# Best fishfinder for $200.00 (what do you guys use)?



## jldean23 (Apr 2, 2013)

I have been looking for a good fishfinder and cant seem to find one, tried to google best fish finder under 200 and they are all old reviews 08,09 and one 2010. Grey scale or color doesnt matter i will be fishing for cats and striper, bass. I would just like a fishfinder that really shows fish and structure. One is a humminbird 561 DI or a 346c DI were these are new there is no youtube videos of them in action on the water hopefully one of you guys has one. Another is a Lowrance mark-4 di i think I really dont know which one is a good one.

This will be used in a river in shallow water 2-30 ft thanks guys..

Had to edit one that i seem to really like is a (lowrance mark 5x pro) seems to be the best out off the bunch hope someone has one.....Thanks


----------



## muskiemike12 (Apr 2, 2013)

I would go with the Humminbird 561. I have a 581 and its been a solid unit for me.


----------



## lovedr79 (Apr 2, 2013)

https://store.humminbird.com/products/600461/365i_Combo

that is the one i have and love it! kinda wish it was in color and had a bigger display but has a ton of features.


----------



## jldean23 (Apr 2, 2013)

Lovedr never thought i could get a decect finder with a gps so i havent even looked at the gps/sonar, does it show fish well and since it has a gps it will show speed and has a tranducer to show temp?? just my brother and dad had the lower model humminbirds and they sucked, i just want a good one that will actually help!!

had too edit the maps for that unit does not have the state WV so i guess the maps would be no use??


----------



## tnriverluver (Apr 2, 2013)

Lowrance Elite 4X DSI, https://www.cabelas.com/product/Boating/Boating-Electronics/Sonar-and-SonarGPS-Combos%7C/pc/104794380/c/104707080/sc/104588280/Lowrance-Elite-4X-DSI-Sonar/1298538.uts?destination=%2Fcatalog%2Fbrowse%2Fboating-boating-electronics-sonar-and-sonar-gps-combos%2Flowrance%2F_%2FN-1100517%2B1000003916%2FNe-1000003916%2FNs-CATEGORY_SEQ_104588280%3FWTz_l%3DSBC%253BMMcat104794380%253Bcat104707080%26WTz_st%3DGuidedNav%26WTz_stype%3DGNU&WTz_l=SBC%3BMMcat104794380%3Bcat104707080%3Bcat104588280
I have the Elite 4 DSI and Elite 5 DSI units with GPS. If you don't need GPS the Elite 4X is a great unit.


----------



## jldean23 (Apr 2, 2013)

On the elite 4x ppl say you cant see screen in daylight and that it doesnt show fish, to me that is the most important if i find a hole with structure i just want a fishfinder to show the fish.

And muskie mike are you saying just a 561 or a 561 di I have tried to find actual use online to see if you can even see fish on a Di fishfinder if a mark 5x pro shows arches better were it has a 16 display compared to a humminbird 12 grey scale that might be better, but lol on reviews some say they love the mark 5x and some say they hate it, and with the elite 4x ppl say it doesnt show fish at all maybe were it is a small screen hard to see them i dont know.

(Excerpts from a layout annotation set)
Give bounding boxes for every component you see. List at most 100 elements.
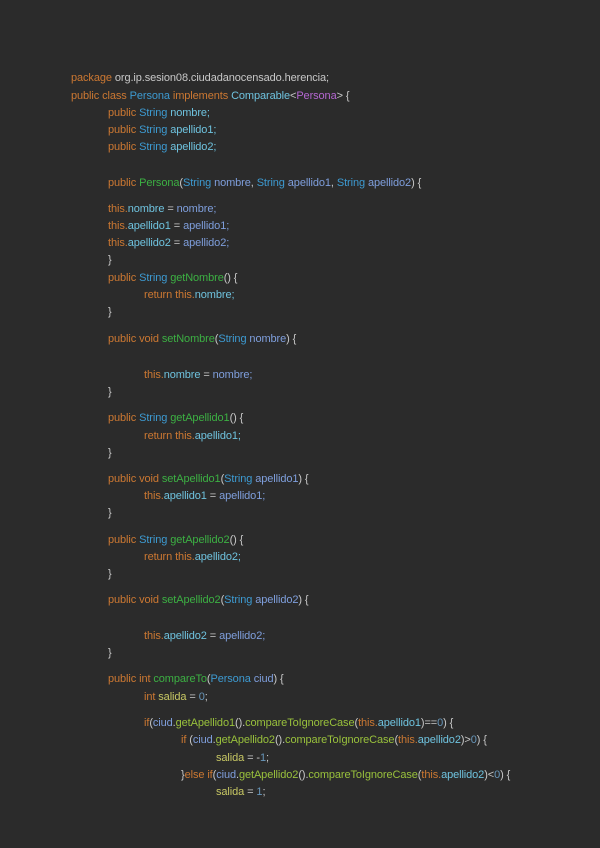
code-token: apellido2 (127, 237, 171, 249)
code-token: } (108, 507, 112, 519)
code-token: salida (216, 752, 245, 764)
code-line: return this.apellido2; (144, 551, 241, 563)
code-line: public void setNombre(String nombre) { (108, 333, 296, 345)
code-token: nombre; (194, 289, 235, 301)
code-token: ) { (411, 177, 422, 189)
code-line: this.nombre = nombre; (144, 369, 252, 381)
code-token: apellido1; (170, 124, 217, 136)
code-token: apellido1 (377, 717, 421, 729)
code-token: apellido1; (194, 430, 241, 442)
code-line: } (108, 386, 112, 398)
code-token: getApellido1 (175, 717, 235, 729)
code-token: org.ip.sesion08.ciudadanocensado.herenci… (114, 72, 329, 84)
code-token: public class (71, 90, 130, 102)
code-token: this. (144, 630, 164, 642)
code-token: > { (336, 90, 350, 102)
code-token: Persona (210, 673, 254, 685)
code-token: package (71, 72, 115, 84)
code-token: = (170, 220, 184, 232)
code-token: ; (262, 786, 266, 798)
code-token: Persona (139, 177, 180, 189)
code-token: String (218, 333, 250, 345)
code-line: salida = -1; (216, 752, 269, 764)
code-line: this.apellido1 = apellido1; (144, 490, 265, 502)
code-token: return this. (144, 289, 195, 301)
code-token: apellido2 (255, 594, 299, 606)
code-token: return this. (144, 551, 195, 563)
code-token: () { (223, 272, 238, 284)
code-token: public (108, 177, 140, 189)
code-token: (). (274, 734, 286, 746)
code-line: return this.nombre; (144, 289, 235, 301)
code-line: public class Persona implements Comparab… (71, 90, 350, 102)
code-token: ; (204, 691, 208, 703)
code-token: Persona (129, 90, 173, 102)
code-token: String (139, 107, 171, 119)
code-token: () { (229, 412, 244, 424)
code-line: public void setApellido2(String apellido… (108, 594, 309, 606)
code-token: setApellido2 (161, 594, 221, 606)
code-line: } (108, 447, 112, 459)
code-token: setApellido1 (161, 473, 221, 485)
code-token: nombre (127, 203, 165, 215)
code-line: if (ciud.getApellido2().compareToIgnoreC… (181, 734, 487, 746)
code-line: } (108, 647, 112, 659)
code-token: apellido1 (255, 473, 299, 485)
code-token: apellido1; (183, 220, 230, 232)
code-token: this. (108, 220, 128, 232)
code-line: this.nombre = nombre; (108, 203, 216, 215)
code-token: getNombre (170, 272, 224, 284)
code-token: ) { (273, 673, 284, 685)
code-line: } (108, 568, 112, 580)
code-token: Persona (296, 90, 337, 102)
code-line: public void setApellido1(String apellido… (108, 473, 309, 485)
code-token: this. (398, 734, 418, 746)
code-token: public (108, 412, 140, 424)
code-token: apellido2; (194, 551, 241, 563)
code-token: = (186, 691, 199, 703)
code-token: ) { (286, 333, 297, 345)
code-token: salida (216, 786, 245, 798)
code-line: public String getApellido1() { (108, 412, 243, 424)
code-line: return this.apellido1; (144, 430, 241, 442)
code-token: String (139, 141, 171, 153)
code-token: String (224, 473, 256, 485)
code-line: int salida = 0; (144, 691, 208, 703)
code-line: public String getApellido2() { (108, 534, 243, 546)
code-token: compareToIgnoreCase (245, 717, 355, 729)
code-line: public String getNombre() { (108, 272, 237, 284)
code-token: this. (108, 203, 128, 215)
code-token: ciud (253, 673, 274, 685)
code-token: this. (358, 717, 378, 729)
code-token: String (139, 272, 171, 284)
code-token: } (108, 447, 112, 459)
code-token: ) { (443, 717, 454, 729)
code-line: this.apellido2 = apellido2; (108, 237, 229, 249)
code-token: apellido2; (170, 141, 217, 153)
code-token: } (108, 647, 112, 659)
code-token: this. (108, 237, 128, 249)
code-token: apellido2 (441, 769, 485, 781)
code-token: } (108, 568, 112, 580)
code-token: implements (172, 90, 232, 102)
code-line: public String nombre; (108, 107, 210, 119)
code-token: String (256, 177, 288, 189)
code-line: } (108, 306, 112, 318)
code-line: if(ciud.getApellido1().compareToIgnoreCa… (144, 717, 453, 729)
code-token: (). (235, 717, 246, 729)
code-token: apellido1; (219, 490, 266, 502)
code-token: = (200, 369, 213, 381)
code-token: public (108, 272, 140, 284)
code-token: = (244, 786, 257, 798)
code-token: apellido1 (163, 490, 207, 502)
code-line: } (108, 254, 112, 266)
code-token: apellido1 (287, 177, 331, 189)
code-token: } (108, 254, 112, 266)
code-token: apellido2 (163, 630, 207, 642)
code-token: return this. (144, 430, 195, 442)
code-token: getApellido2 (215, 734, 275, 746)
code-token: getApellido2 (238, 769, 299, 781)
code-token: ; (266, 752, 269, 764)
code-token: apellido2; (219, 630, 266, 642)
code-token: ) { (298, 594, 309, 606)
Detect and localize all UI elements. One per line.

## The request
In the fishfinder thread, what range of water depth does the first poster give for where the unit will be used?

## Result of this task
Shallow river water, 2 to 30 feet deep.